» Source data:
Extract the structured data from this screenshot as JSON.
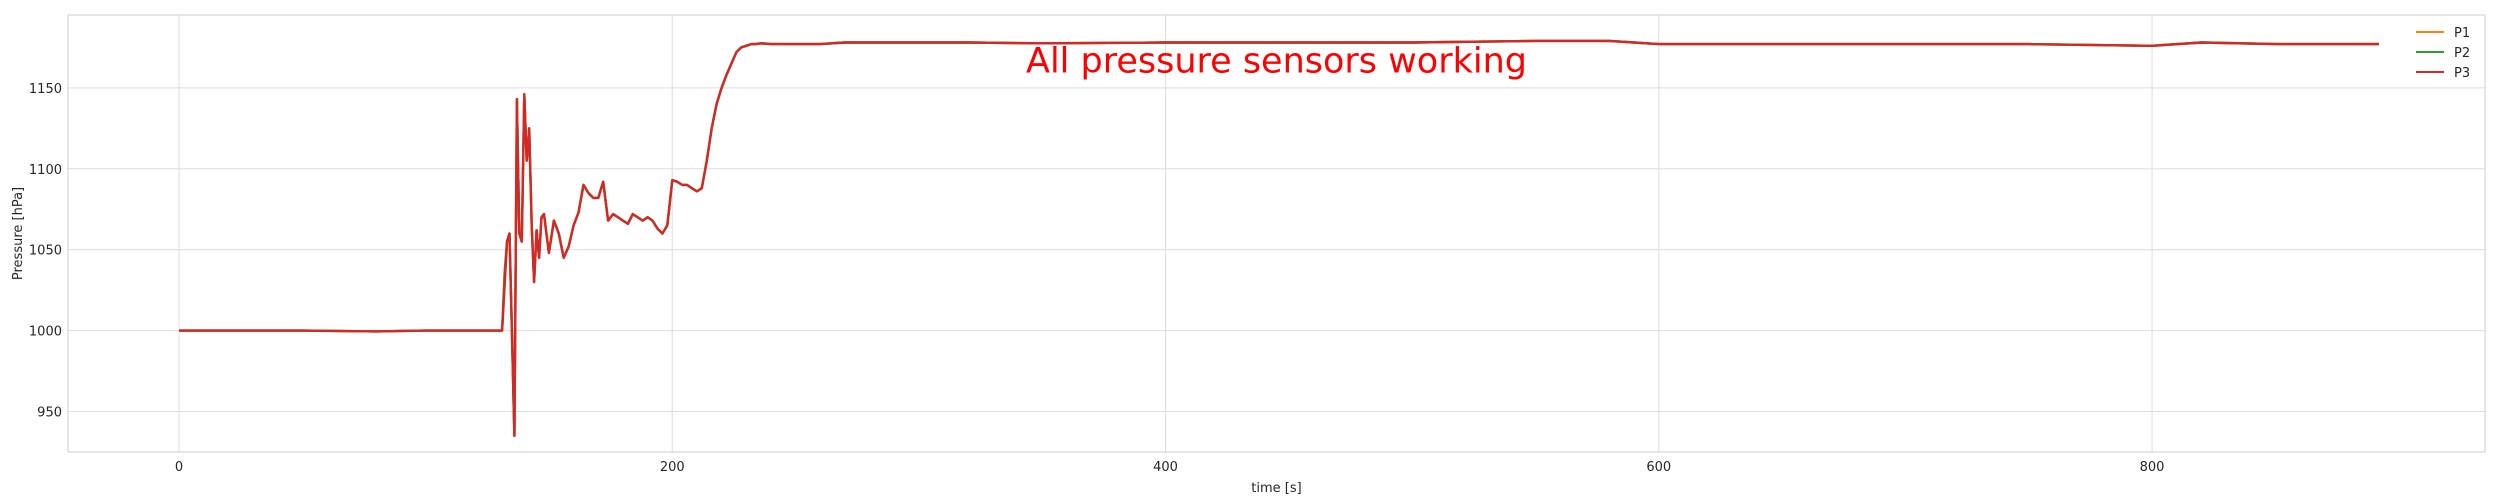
{
  "chart_data": {
    "type": "line",
    "title": "",
    "xlabel": "time [s]",
    "ylabel": "Pressure [hPa]",
    "xlim": [
      -45,
      935
    ],
    "ylim": [
      925,
      1195
    ],
    "xticks": [
      0,
      200,
      400,
      600,
      800
    ],
    "yticks": [
      950,
      1000,
      1050,
      1100,
      1150
    ],
    "grid": true,
    "legend_position": "top-right",
    "annotation": {
      "text": "All pressure sensors working",
      "x": 445,
      "y": 1167,
      "color": "#ff0000"
    },
    "series": [
      {
        "name": "P1",
        "color": "#ff7f0e",
        "x": [
          0,
          50,
          80,
          100,
          110,
          120,
          128,
          131,
          133,
          134,
          135,
          136,
          137,
          138,
          139,
          140,
          141,
          142,
          143,
          144,
          145,
          146,
          147,
          148,
          150,
          152,
          154,
          156,
          158,
          160,
          162,
          164,
          166,
          168,
          170,
          172,
          174,
          176,
          178,
          180,
          182,
          184,
          186,
          188,
          190,
          192,
          194,
          196,
          198,
          200,
          202,
          204,
          206,
          208,
          210,
          212,
          214,
          216,
          218,
          220,
          222,
          224,
          226,
          228,
          230,
          232,
          234,
          236,
          240,
          250,
          260,
          270,
          280,
          290,
          300,
          320,
          350,
          400,
          450,
          500,
          550,
          580,
          590,
          600,
          650,
          700,
          750,
          800,
          820,
          850,
          880,
          892
        ],
        "values": [
          1000,
          1000,
          999.5,
          1000,
          1000,
          1000,
          1000,
          1000,
          1055,
          1060,
          1000,
          935,
          1143,
          1060,
          1055,
          1146,
          1105,
          1125,
          1065,
          1030,
          1062,
          1045,
          1070,
          1072,
          1048,
          1068,
          1060,
          1045,
          1052,
          1065,
          1073,
          1090,
          1085,
          1082,
          1082,
          1092,
          1068,
          1072,
          1070,
          1068,
          1066,
          1072,
          1070,
          1068,
          1070,
          1068,
          1063,
          1060,
          1065,
          1093,
          1092,
          1090,
          1090,
          1088,
          1086,
          1088,
          1105,
          1125,
          1140,
          1150,
          1158,
          1165,
          1172,
          1175,
          1176,
          1177,
          1177,
          1177.5,
          1177,
          1177,
          1177,
          1178,
          1178,
          1178,
          1178,
          1178,
          1177.5,
          1178,
          1178,
          1178,
          1179,
          1179,
          1178,
          1177,
          1177,
          1177,
          1177,
          1176,
          1178,
          1177,
          1177,
          1177
        ]
      },
      {
        "name": "P2",
        "color": "#2ca02c",
        "x": [
          0,
          50,
          80,
          100,
          110,
          120,
          128,
          131,
          132,
          133,
          134,
          135,
          136,
          137,
          138,
          139,
          140,
          141,
          142,
          143,
          144,
          145,
          146,
          147,
          148,
          150,
          152,
          154,
          156,
          158,
          160,
          162,
          164,
          166,
          168,
          170,
          172,
          174,
          176,
          178,
          180,
          182,
          184,
          186,
          188,
          190,
          192,
          194,
          196,
          198,
          200,
          202,
          204,
          206,
          208,
          210,
          212,
          214,
          216,
          218,
          220,
          222,
          224,
          226,
          228,
          230,
          232,
          234,
          236,
          240,
          250,
          260,
          270,
          280,
          290,
          300,
          320,
          350,
          400,
          450,
          500,
          550,
          580,
          590,
          600,
          650,
          700,
          750,
          800,
          820,
          850,
          880,
          892
        ],
        "values": [
          1000,
          1000,
          999.5,
          1000,
          1000,
          1000,
          1000,
          1000,
          1035,
          1055,
          1060,
          1000,
          935,
          1143,
          1060,
          1055,
          1146,
          1105,
          1125,
          1065,
          1030,
          1062,
          1045,
          1070,
          1072,
          1048,
          1068,
          1060,
          1045,
          1052,
          1065,
          1073,
          1090,
          1085,
          1082,
          1082,
          1092,
          1068,
          1072,
          1070,
          1068,
          1066,
          1072,
          1070,
          1068,
          1070,
          1068,
          1063,
          1060,
          1065,
          1093,
          1092,
          1090,
          1090,
          1088,
          1086,
          1088,
          1105,
          1125,
          1140,
          1150,
          1158,
          1165,
          1172,
          1175,
          1176,
          1177,
          1177,
          1177.5,
          1177,
          1177,
          1177,
          1178,
          1178,
          1178,
          1178,
          1178,
          1177.5,
          1178,
          1178,
          1178,
          1179,
          1179,
          1178,
          1177,
          1177,
          1177,
          1177,
          1176,
          1178,
          1177,
          1177,
          1177
        ]
      },
      {
        "name": "P3",
        "color": "#d62728",
        "x": [
          0,
          50,
          80,
          100,
          110,
          120,
          128,
          131,
          133,
          134,
          135,
          136,
          137,
          138,
          139,
          140,
          141,
          142,
          143,
          144,
          145,
          146,
          147,
          148,
          150,
          152,
          154,
          156,
          158,
          160,
          162,
          164,
          166,
          168,
          170,
          172,
          174,
          176,
          178,
          180,
          182,
          184,
          186,
          188,
          190,
          192,
          194,
          196,
          198,
          200,
          202,
          204,
          206,
          208,
          210,
          212,
          214,
          216,
          218,
          220,
          222,
          224,
          226,
          228,
          230,
          232,
          234,
          236,
          240,
          250,
          260,
          270,
          280,
          290,
          300,
          320,
          350,
          400,
          450,
          500,
          550,
          580,
          590,
          600,
          650,
          700,
          750,
          800,
          820,
          850,
          880,
          892
        ],
        "values": [
          1000,
          1000,
          999.5,
          1000,
          1000,
          1000,
          1000,
          1000,
          1055,
          1060,
          1000,
          935,
          1143,
          1060,
          1055,
          1146,
          1105,
          1125,
          1065,
          1030,
          1062,
          1045,
          1070,
          1072,
          1048,
          1068,
          1060,
          1045,
          1052,
          1065,
          1073,
          1090,
          1085,
          1082,
          1082,
          1092,
          1068,
          1072,
          1070,
          1068,
          1066,
          1072,
          1070,
          1068,
          1070,
          1068,
          1063,
          1060,
          1065,
          1093,
          1092,
          1090,
          1090,
          1088,
          1086,
          1088,
          1105,
          1125,
          1140,
          1150,
          1158,
          1165,
          1172,
          1175,
          1176,
          1177,
          1177,
          1177.5,
          1177,
          1177,
          1177,
          1178,
          1178,
          1178,
          1178,
          1178,
          1177.5,
          1178,
          1178,
          1178,
          1179,
          1179,
          1178,
          1177,
          1177,
          1177,
          1177,
          1176,
          1178,
          1177,
          1177,
          1177
        ]
      }
    ]
  }
}
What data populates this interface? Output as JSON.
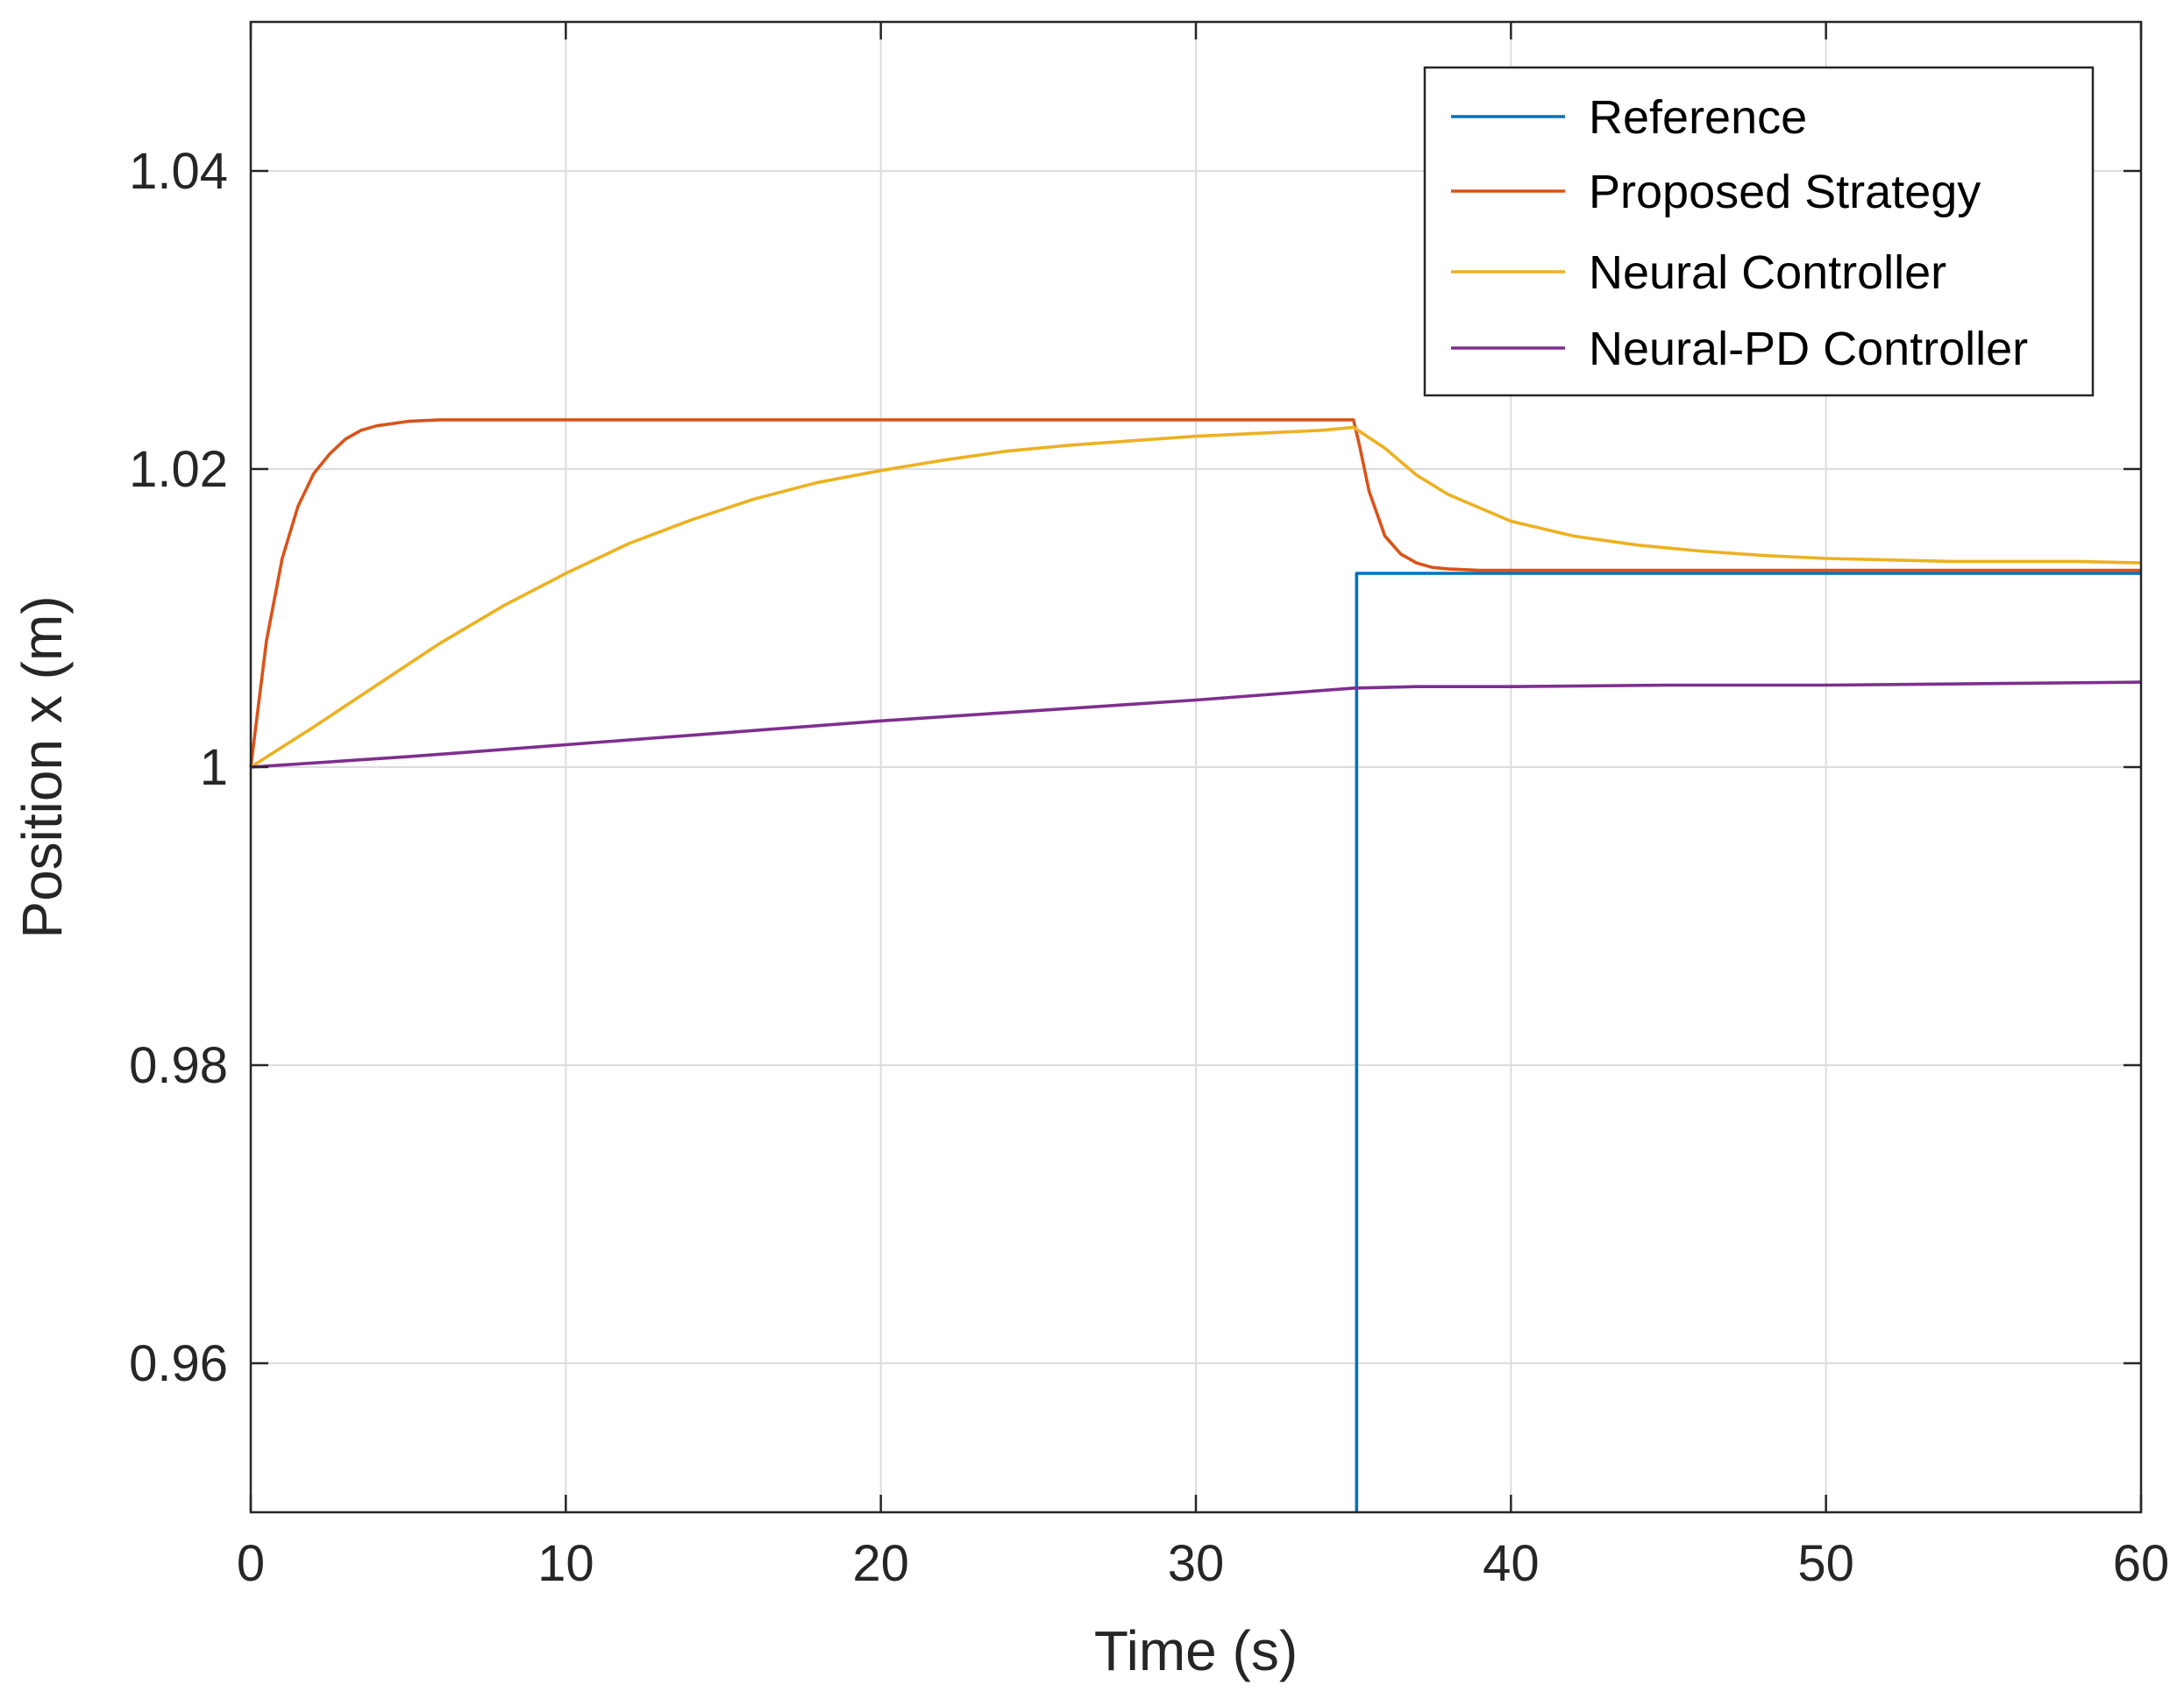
{
  "chart_data": {
    "type": "line",
    "title": "",
    "xlabel": "Time (s)",
    "ylabel": "Position x (m)",
    "xlim": [
      0,
      60
    ],
    "ylim": [
      0.95,
      1.05
    ],
    "xticks": [
      0,
      10,
      20,
      30,
      40,
      50,
      60
    ],
    "xtick_labels": [
      "0",
      "10",
      "20",
      "30",
      "40",
      "50",
      "60"
    ],
    "yticks": [
      0.96,
      0.98,
      1.0,
      1.02,
      1.04
    ],
    "ytick_labels": [
      "0.96",
      "0.98",
      "1",
      "1.02",
      "1.04"
    ],
    "grid": true,
    "legend_position": "top-right",
    "series": [
      {
        "name": "Reference",
        "color": "#0072BD",
        "x": [
          35.1,
          35.1,
          60
        ],
        "y": [
          0.95,
          1.013,
          1.013
        ]
      },
      {
        "name": "Proposed Strategy",
        "color": "#D95319",
        "x": [
          0,
          0.5,
          1,
          1.5,
          2,
          2.5,
          3,
          3.5,
          4,
          5,
          6,
          8,
          10,
          15,
          20,
          25,
          30,
          34,
          35,
          35.2,
          35.5,
          36,
          36.5,
          37,
          37.5,
          38,
          39,
          40,
          45,
          50,
          55,
          60
        ],
        "y": [
          1.0,
          1.0085,
          1.014,
          1.0175,
          1.0197,
          1.021,
          1.022,
          1.0226,
          1.0229,
          1.0232,
          1.0233,
          1.0233,
          1.0233,
          1.0233,
          1.0233,
          1.0233,
          1.0233,
          1.0233,
          1.0233,
          1.0215,
          1.0185,
          1.0155,
          1.0143,
          1.0137,
          1.0134,
          1.0133,
          1.0132,
          1.0132,
          1.0132,
          1.0132,
          1.0132,
          1.0132
        ]
      },
      {
        "name": "Neural Controller",
        "color": "#EDB120",
        "x": [
          0,
          2,
          4,
          6,
          8,
          10,
          12,
          14,
          16,
          18,
          20,
          22,
          24,
          26,
          28,
          30,
          32,
          34,
          35,
          36,
          37,
          38,
          40,
          42,
          44,
          46,
          48,
          50,
          52,
          54,
          56,
          58,
          60
        ],
        "y": [
          1.0,
          1.0027,
          1.0055,
          1.0083,
          1.0108,
          1.013,
          1.015,
          1.0166,
          1.018,
          1.0191,
          1.0199,
          1.0206,
          1.0212,
          1.0216,
          1.0219,
          1.0222,
          1.0224,
          1.0226,
          1.0228,
          1.0214,
          1.0196,
          1.0183,
          1.0165,
          1.0155,
          1.0149,
          1.0145,
          1.0142,
          1.014,
          1.0139,
          1.0138,
          1.0138,
          1.0138,
          1.0137
        ]
      },
      {
        "name": "Neural-PD Controller",
        "color": "#7E2F8E",
        "x": [
          0,
          5,
          10,
          15,
          20,
          25,
          30,
          35,
          37,
          40,
          45,
          50,
          55,
          60
        ],
        "y": [
          1.0,
          1.0007,
          1.0015,
          1.0023,
          1.0031,
          1.0038,
          1.0045,
          1.0053,
          1.0054,
          1.0054,
          1.0055,
          1.0055,
          1.0056,
          1.0057
        ]
      }
    ]
  }
}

» Instructions for the task: Read the entries and show each line that mentions "ylabel".

» Worked answer:
    "ylabel": "Pressure [hPa]",
    "ylabel": "Position x (m)",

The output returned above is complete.